**GIVEN DATA:**

•••

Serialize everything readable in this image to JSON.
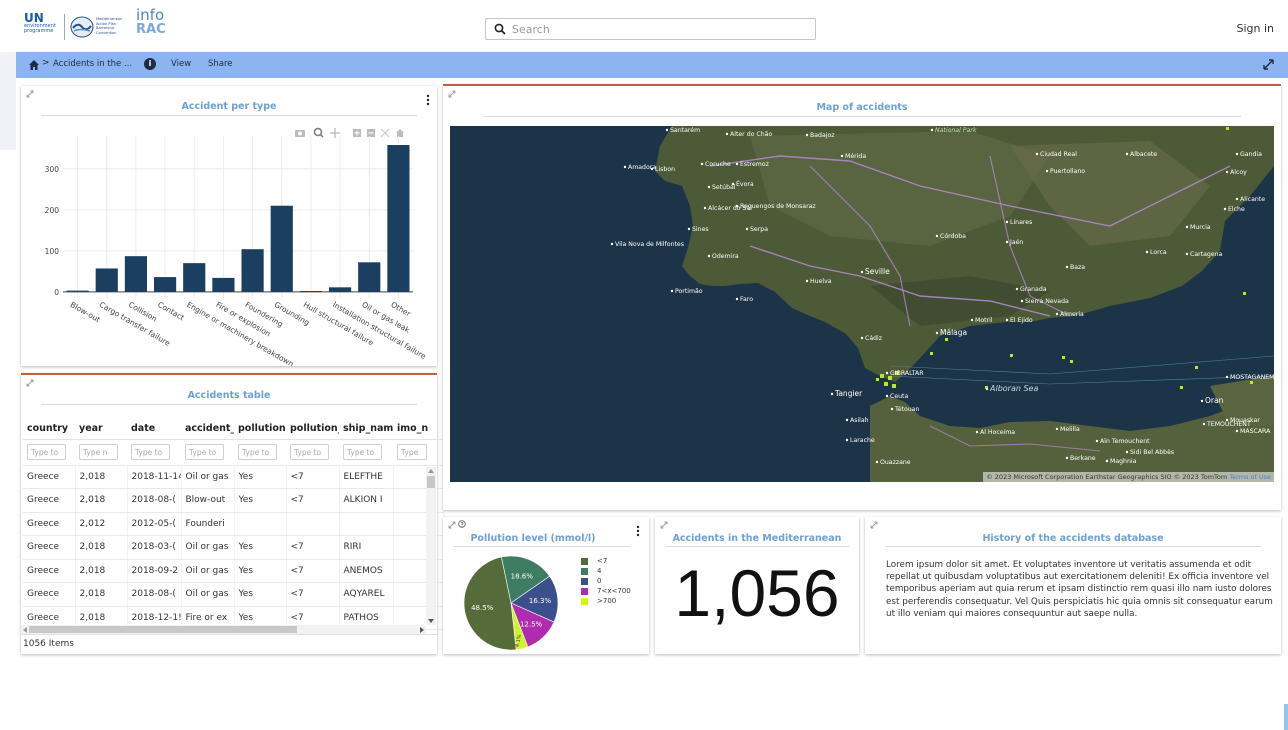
{
  "header": {
    "logo_un_title": "UN",
    "logo_un_sub": "environment programme",
    "logo_map_text": "Mediterranean Action Plan Barcelona Convention",
    "logo_info_top": "info",
    "logo_info_bottom": "RAC",
    "search_placeholder": "Search",
    "signin_label": "Sign in"
  },
  "nav": {
    "breadcrumb_chevron": ">",
    "breadcrumb": "Accidents in the ...",
    "info": "i",
    "view_label": "View",
    "share_label": "Share"
  },
  "bar_card": {
    "title": "Accident per type",
    "chart_data": {
      "type": "bar",
      "title": "Accident per type",
      "categories": [
        "Blow-out",
        "Cargo transfer failure",
        "Collision",
        "Contact",
        "Engine or machinery breakdown",
        "Fire or explosion",
        "Foundering",
        "Grounding",
        "Hull structural failure",
        "Installation structural failure",
        "Oil or gas leak",
        "Other"
      ],
      "values": [
        3,
        57,
        87,
        36,
        70,
        34,
        104,
        210,
        2,
        11,
        72,
        358
      ],
      "yticks": [
        0,
        100,
        200,
        300
      ],
      "ylim": [
        -15,
        380
      ],
      "color": "#1b3f61",
      "grid": true
    }
  },
  "table_card": {
    "title": "Accidents table",
    "columns": [
      "country",
      "year",
      "date",
      "accident_",
      "pollution",
      "pollution_",
      "ship_nam",
      "imo_n"
    ],
    "filter_placeholders": [
      "Type to",
      "Type n",
      "Type to",
      "Type to",
      "Type to",
      "Type to",
      "Type to",
      "Type"
    ],
    "rows": [
      [
        "Greece",
        "2,018",
        "2018-11-14",
        "Oil or gas",
        "Yes",
        "<7",
        "ELEFTHE",
        ""
      ],
      [
        "Greece",
        "2,018",
        "2018-08-(",
        "Blow-out",
        "Yes",
        "<7",
        "ALKION I",
        ""
      ],
      [
        "Greece",
        "2,012",
        "2012-05-(",
        "Founderi",
        "",
        "",
        "",
        ""
      ],
      [
        "Greece",
        "2,018",
        "2018-03-(",
        "Oil or gas",
        "Yes",
        "<7",
        "RIRI",
        ""
      ],
      [
        "Greece",
        "2,018",
        "2018-09-2",
        "Oil or gas",
        "Yes",
        "<7",
        "ANEMOS",
        ""
      ],
      [
        "Greece",
        "2,018",
        "2018-08-(",
        "Oil or gas",
        "Yes",
        "<7",
        "AQYAREL",
        ""
      ],
      [
        "Greece",
        "2,018",
        "2018-12-1!",
        "Fire or ex",
        "Yes",
        "<7",
        "PATHOS",
        ""
      ]
    ],
    "footer": "1056 Items"
  },
  "map_card": {
    "title": "Map of accidents",
    "labels": [
      "Santarém",
      "Alter do Chão",
      "Badajoz",
      "Mérida",
      "Ciudad Real",
      "Albacete",
      "Gandia",
      "Amadora",
      "Lisbon",
      "Coruche",
      "Estremoz",
      "Puertollano",
      "Alcoy",
      "Setúbal",
      "Évora",
      "Elche",
      "Alicante",
      "Alcácer do Sal",
      "Reguengos de Monsaraz",
      "Linares",
      "Murcia",
      "Sines",
      "Serpa",
      "Córdoba",
      "Jaén",
      "Vila Nova de Milfontes",
      "Odemira",
      "Lorca",
      "Cartagena",
      "Seville",
      "Baza",
      "Portimão",
      "Faro",
      "Huelva",
      "Granada",
      "Sierra Nevada",
      "Málaga",
      "Motril",
      "El Ejido",
      "Almería",
      "Cádiz",
      "GIBRALTAR",
      "Tangier",
      "Ceuta",
      "Tétouan",
      "Alboran Sea",
      "Oran",
      "Al Hoceima",
      "Melilla",
      "Aïn Temouchent",
      "Sidi Bel Abbès",
      "Berkane",
      "Maghnia",
      "Larache",
      "Ouazzane",
      "Asilah",
      "MOSTAGANEM",
      "MASCARA",
      "TEMOUCHENT",
      "Mouaskar",
      "National Park"
    ],
    "attribution": "© 2023 Microsoft Corporation Earthstar Geographics SIO © 2023 TomTom",
    "terms": "Terms of Use"
  },
  "pie_card": {
    "title": "Pollution level (mmol/l)",
    "chart_data": {
      "type": "pie",
      "title": "Pollution level (mmol/l)",
      "slices": [
        {
          "label": ">700",
          "value": 4.1,
          "color": "#d2f22b",
          "text": "4.1%"
        },
        {
          "label": "<7",
          "value": 48.5,
          "color": "#556b3a",
          "text": "48.5%"
        },
        {
          "label": "4",
          "value": 18.6,
          "color": "#3f7d62",
          "text": "18.6%"
        },
        {
          "label": "0",
          "value": 16.3,
          "color": "#3a4f8c",
          "text": "16.3%"
        },
        {
          "label": "7<x<700",
          "value": 12.5,
          "color": "#b02cae",
          "text": "12.5%"
        }
      ],
      "legend": [
        {
          "label": "<7",
          "color": "#556b3a"
        },
        {
          "label": "4",
          "color": "#3f7d62"
        },
        {
          "label": "0",
          "color": "#3a4f8c"
        },
        {
          "label": "7<x<700",
          "color": "#b02cae"
        },
        {
          "label": ">700",
          "color": "#d2f22b"
        }
      ],
      "legend_position": "right"
    }
  },
  "count_card": {
    "title": "Accidents in the Mediterranean",
    "value": "1,056"
  },
  "history_card": {
    "title": "History of the accidents database",
    "text": "Lorem ipsum dolor sit amet. Et voluptates inventore ut veritatis assumenda et odit repellat ut quibusdam voluptatibus aut exercitationem deleniti! Ex officia inventore vel temporibus aperiam aut quia rerum et ipsam distinctio rem quasi illo nam iusto dolores est perferendis consequatur. Vel Quis perspiciatis hic quia omnis sit consequatur earum ut illo veniam qui maiores consequuntur aut saepe nulla."
  }
}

•••

**AIM OF THE TASK:** In your copy, repeat each record exactly and include no pictures.

**COMPLETED EXERCISE:**
Serialize everything readable in this image to JSON.
{
  "header": {
    "logo_un_title": "UN",
    "logo_un_sub": "environment programme",
    "logo_map_text": "Mediterranean Action Plan Barcelona Convention",
    "logo_info_top": "info",
    "logo_info_bottom": "RAC",
    "search_placeholder": "Search",
    "signin_label": "Sign in"
  },
  "nav": {
    "breadcrumb_chevron": ">",
    "breadcrumb": "Accidents in the ...",
    "info": "i",
    "view_label": "View",
    "share_label": "Share"
  },
  "bar_card": {
    "title": "Accident per type",
    "chart_data": {
      "type": "bar",
      "title": "Accident per type",
      "categories": [
        "Blow-out",
        "Cargo transfer failure",
        "Collision",
        "Contact",
        "Engine or machinery breakdown",
        "Fire or explosion",
        "Foundering",
        "Grounding",
        "Hull structural failure",
        "Installation structural failure",
        "Oil or gas leak",
        "Other"
      ],
      "values": [
        3,
        57,
        87,
        36,
        70,
        34,
        104,
        210,
        2,
        11,
        72,
        358
      ],
      "yticks": [
        0,
        100,
        200,
        300
      ],
      "ylim": [
        -15,
        380
      ],
      "color": "#1b3f61",
      "grid": true
    }
  },
  "table_card": {
    "title": "Accidents table",
    "columns": [
      "country",
      "year",
      "date",
      "accident_",
      "pollution",
      "pollution_",
      "ship_nam",
      "imo_n"
    ],
    "filter_placeholders": [
      "Type to",
      "Type n",
      "Type to",
      "Type to",
      "Type to",
      "Type to",
      "Type to",
      "Type"
    ],
    "rows": [
      [
        "Greece",
        "2,018",
        "2018-11-14",
        "Oil or gas",
        "Yes",
        "<7",
        "ELEFTHE",
        ""
      ],
      [
        "Greece",
        "2,018",
        "2018-08-(",
        "Blow-out",
        "Yes",
        "<7",
        "ALKION I",
        ""
      ],
      [
        "Greece",
        "2,012",
        "2012-05-(",
        "Founderi",
        "",
        "",
        "",
        ""
      ],
      [
        "Greece",
        "2,018",
        "2018-03-(",
        "Oil or gas",
        "Yes",
        "<7",
        "RIRI",
        ""
      ],
      [
        "Greece",
        "2,018",
        "2018-09-2",
        "Oil or gas",
        "Yes",
        "<7",
        "ANEMOS",
        ""
      ],
      [
        "Greece",
        "2,018",
        "2018-08-(",
        "Oil or gas",
        "Yes",
        "<7",
        "AQYAREL",
        ""
      ],
      [
        "Greece",
        "2,018",
        "2018-12-1!",
        "Fire or ex",
        "Yes",
        "<7",
        "PATHOS",
        ""
      ]
    ],
    "footer": "1056 Items"
  },
  "map_card": {
    "title": "Map of accidents",
    "labels": [
      "Santarém",
      "Alter do Chão",
      "Badajoz",
      "Mérida",
      "Ciudad Real",
      "Albacete",
      "Gandia",
      "Amadora",
      "Lisbon",
      "Coruche",
      "Estremoz",
      "Puertollano",
      "Alcoy",
      "Setúbal",
      "Évora",
      "Elche",
      "Alicante",
      "Alcácer do Sal",
      "Reguengos de Monsaraz",
      "Linares",
      "Murcia",
      "Sines",
      "Serpa",
      "Córdoba",
      "Jaén",
      "Vila Nova de Milfontes",
      "Odemira",
      "Lorca",
      "Cartagena",
      "Seville",
      "Baza",
      "Portimão",
      "Faro",
      "Huelva",
      "Granada",
      "Sierra Nevada",
      "Málaga",
      "Motril",
      "El Ejido",
      "Almería",
      "Cádiz",
      "GIBRALTAR",
      "Tangier",
      "Ceuta",
      "Tétouan",
      "Alboran Sea",
      "Oran",
      "Al Hoceima",
      "Melilla",
      "Aïn Temouchent",
      "Sidi Bel Abbès",
      "Berkane",
      "Maghnia",
      "Larache",
      "Ouazzane",
      "Asilah",
      "MOSTAGANEM",
      "MASCARA",
      "TEMOUCHENT",
      "Mouaskar",
      "National Park"
    ],
    "attribution": "© 2023 Microsoft Corporation Earthstar Geographics SIO © 2023 TomTom",
    "terms": "Terms of Use"
  },
  "pie_card": {
    "title": "Pollution level (mmol/l)",
    "chart_data": {
      "type": "pie",
      "title": "Pollution level (mmol/l)",
      "slices": [
        {
          "label": ">700",
          "value": 4.1,
          "color": "#d2f22b",
          "text": "4.1%"
        },
        {
          "label": "<7",
          "value": 48.5,
          "color": "#556b3a",
          "text": "48.5%"
        },
        {
          "label": "4",
          "value": 18.6,
          "color": "#3f7d62",
          "text": "18.6%"
        },
        {
          "label": "0",
          "value": 16.3,
          "color": "#3a4f8c",
          "text": "16.3%"
        },
        {
          "label": "7<x<700",
          "value": 12.5,
          "color": "#b02cae",
          "text": "12.5%"
        }
      ],
      "legend": [
        {
          "label": "<7",
          "color": "#556b3a"
        },
        {
          "label": "4",
          "color": "#3f7d62"
        },
        {
          "label": "0",
          "color": "#3a4f8c"
        },
        {
          "label": "7<x<700",
          "color": "#b02cae"
        },
        {
          "label": ">700",
          "color": "#d2f22b"
        }
      ],
      "legend_position": "right"
    }
  },
  "count_card": {
    "title": "Accidents in the Mediterranean",
    "value": "1,056"
  },
  "history_card": {
    "title": "History of the accidents database",
    "text": "Lorem ipsum dolor sit amet. Et voluptates inventore ut veritatis assumenda et odit repellat ut quibusdam voluptatibus aut exercitationem deleniti! Ex officia inventore vel temporibus aperiam aut quia rerum et ipsam distinctio rem quasi illo nam iusto dolores est perferendis consequatur. Vel Quis perspiciatis hic quia omnis sit consequatur earum ut illo veniam qui maiores consequuntur aut saepe nulla."
  }
}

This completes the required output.